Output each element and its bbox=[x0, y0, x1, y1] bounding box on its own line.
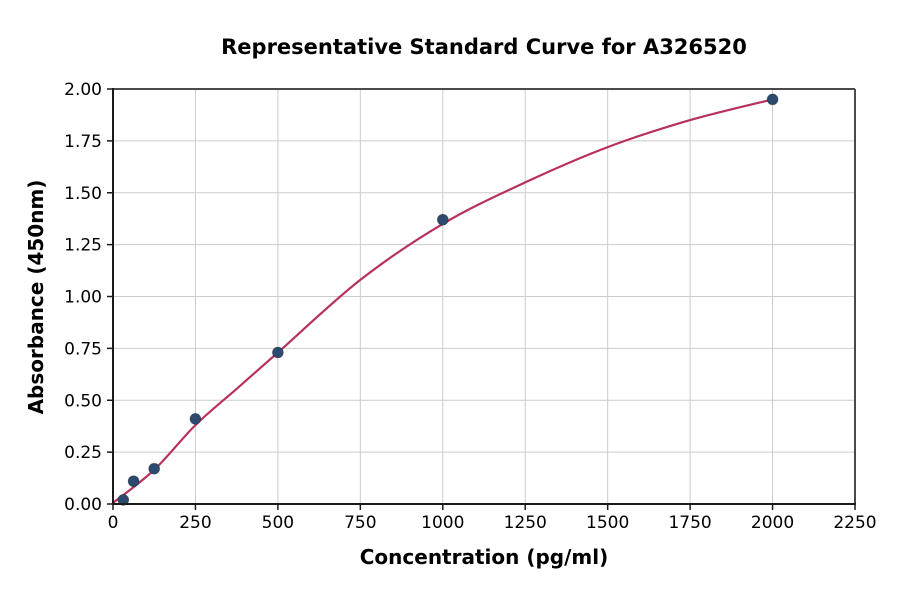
y-tick-label: 0.25 bbox=[64, 443, 102, 463]
data-point bbox=[436, 213, 449, 226]
y-tick-label: 0.00 bbox=[64, 495, 102, 515]
y-axis-label: Absorbance (450nm) bbox=[24, 179, 48, 415]
x-tick-label: 2000 bbox=[751, 513, 794, 533]
x-tick-label: 0 bbox=[108, 513, 119, 533]
data-point bbox=[117, 493, 130, 506]
x-tick-label: 1250 bbox=[504, 513, 547, 533]
chart-title: Representative Standard Curve for A32652… bbox=[221, 35, 747, 59]
y-tick-label: 1.50 bbox=[64, 184, 102, 204]
data-point bbox=[148, 462, 161, 475]
y-tick-label: 1.25 bbox=[64, 236, 102, 256]
data-point bbox=[271, 346, 284, 359]
y-tick-label: 1.75 bbox=[64, 132, 102, 152]
data-point bbox=[766, 93, 779, 106]
x-tick-label: 1500 bbox=[586, 513, 629, 533]
x-axis-label: Concentration (pg/ml) bbox=[359, 545, 609, 569]
x-tick-label: 2250 bbox=[833, 513, 876, 533]
y-tick-label: 0.75 bbox=[64, 339, 102, 359]
x-tick-label: 500 bbox=[262, 513, 294, 533]
x-tick-label: 750 bbox=[344, 513, 376, 533]
y-tick-label: 0.50 bbox=[64, 391, 102, 411]
x-tick-label: 250 bbox=[179, 513, 211, 533]
data-point bbox=[189, 412, 202, 425]
x-tick-label: 1750 bbox=[668, 513, 711, 533]
y-tick-label: 1.00 bbox=[64, 288, 102, 308]
fit-curve bbox=[111, 98, 774, 505]
x-tick-label: 1000 bbox=[421, 513, 464, 533]
data-point bbox=[127, 475, 140, 488]
y-tick-label: 2.00 bbox=[64, 80, 102, 100]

**TASK STATEMENT**
Rename every "data-point" in the entries above to "marker", and give all the other lines back unchanged. Leave the picture out.

**CORRECT RESPONSE**
Output each element and its bbox=[x0, y0, x1, y1] bounding box on its own line.
y-tick-label: 0.25 bbox=[64, 443, 102, 463]
marker bbox=[436, 213, 449, 226]
y-tick-label: 0.00 bbox=[64, 495, 102, 515]
y-axis-label: Absorbance (450nm) bbox=[24, 179, 48, 415]
x-tick-label: 2000 bbox=[751, 513, 794, 533]
x-tick-label: 0 bbox=[108, 513, 119, 533]
marker bbox=[117, 493, 130, 506]
x-tick-label: 1250 bbox=[504, 513, 547, 533]
chart-title: Representative Standard Curve for A32652… bbox=[221, 35, 747, 59]
y-tick-label: 1.50 bbox=[64, 184, 102, 204]
marker bbox=[148, 462, 161, 475]
y-tick-label: 1.25 bbox=[64, 236, 102, 256]
marker bbox=[271, 346, 284, 359]
y-tick-label: 1.75 bbox=[64, 132, 102, 152]
marker bbox=[766, 93, 779, 106]
x-tick-label: 1500 bbox=[586, 513, 629, 533]
x-axis-label: Concentration (pg/ml) bbox=[359, 545, 609, 569]
x-tick-label: 2250 bbox=[833, 513, 876, 533]
y-tick-label: 0.75 bbox=[64, 339, 102, 359]
x-tick-label: 500 bbox=[262, 513, 294, 533]
x-tick-label: 750 bbox=[344, 513, 376, 533]
y-tick-label: 0.50 bbox=[64, 391, 102, 411]
x-tick-label: 250 bbox=[179, 513, 211, 533]
marker bbox=[189, 412, 202, 425]
x-tick-label: 1750 bbox=[668, 513, 711, 533]
y-tick-label: 1.00 bbox=[64, 288, 102, 308]
fit-curve bbox=[111, 98, 774, 505]
x-tick-label: 1000 bbox=[421, 513, 464, 533]
marker bbox=[127, 475, 140, 488]
y-tick-label: 2.00 bbox=[64, 80, 102, 100]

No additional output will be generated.